GOAL: Skip the images. Copy the records exactly as written.

——————————

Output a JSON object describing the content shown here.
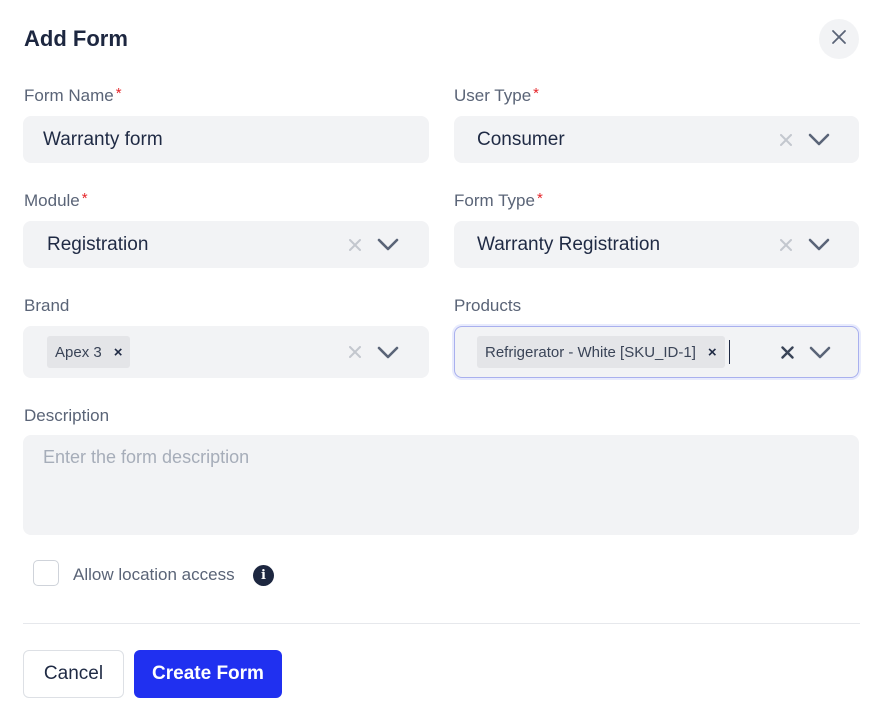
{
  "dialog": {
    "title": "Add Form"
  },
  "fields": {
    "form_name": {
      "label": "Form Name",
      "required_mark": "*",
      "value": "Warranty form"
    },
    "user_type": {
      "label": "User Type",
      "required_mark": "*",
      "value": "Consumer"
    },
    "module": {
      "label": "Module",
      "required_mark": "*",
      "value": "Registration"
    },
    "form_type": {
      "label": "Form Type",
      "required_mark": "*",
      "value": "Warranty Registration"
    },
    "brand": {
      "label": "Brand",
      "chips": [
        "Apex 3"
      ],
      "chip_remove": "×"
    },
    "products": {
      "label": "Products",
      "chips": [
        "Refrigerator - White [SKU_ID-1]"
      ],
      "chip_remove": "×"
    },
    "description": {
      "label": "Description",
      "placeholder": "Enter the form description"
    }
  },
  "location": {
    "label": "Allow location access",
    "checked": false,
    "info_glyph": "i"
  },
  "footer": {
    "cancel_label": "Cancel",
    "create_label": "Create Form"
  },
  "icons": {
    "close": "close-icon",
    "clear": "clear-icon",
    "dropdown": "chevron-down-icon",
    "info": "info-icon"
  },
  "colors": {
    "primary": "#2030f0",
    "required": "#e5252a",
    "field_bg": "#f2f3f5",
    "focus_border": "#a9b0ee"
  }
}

——————————

RIGHT ANSWER:
Output a JSON object describing the content shown here.
{
  "dialog": {
    "title": "Add Form"
  },
  "fields": {
    "form_name": {
      "label": "Form Name",
      "required_mark": "*",
      "value": "Warranty form"
    },
    "user_type": {
      "label": "User Type",
      "required_mark": "*",
      "value": "Consumer"
    },
    "module": {
      "label": "Module",
      "required_mark": "*",
      "value": "Registration"
    },
    "form_type": {
      "label": "Form Type",
      "required_mark": "*",
      "value": "Warranty Registration"
    },
    "brand": {
      "label": "Brand",
      "chips": [
        "Apex 3"
      ],
      "chip_remove": "×"
    },
    "products": {
      "label": "Products",
      "chips": [
        "Refrigerator - White [SKU_ID-1]"
      ],
      "chip_remove": "×"
    },
    "description": {
      "label": "Description",
      "placeholder": "Enter the form description"
    }
  },
  "location": {
    "label": "Allow location access",
    "checked": false,
    "info_glyph": "i"
  },
  "footer": {
    "cancel_label": "Cancel",
    "create_label": "Create Form"
  },
  "icons": {
    "close": "close-icon",
    "clear": "clear-icon",
    "dropdown": "chevron-down-icon",
    "info": "info-icon"
  },
  "colors": {
    "primary": "#2030f0",
    "required": "#e5252a",
    "field_bg": "#f2f3f5",
    "focus_border": "#a9b0ee"
  }
}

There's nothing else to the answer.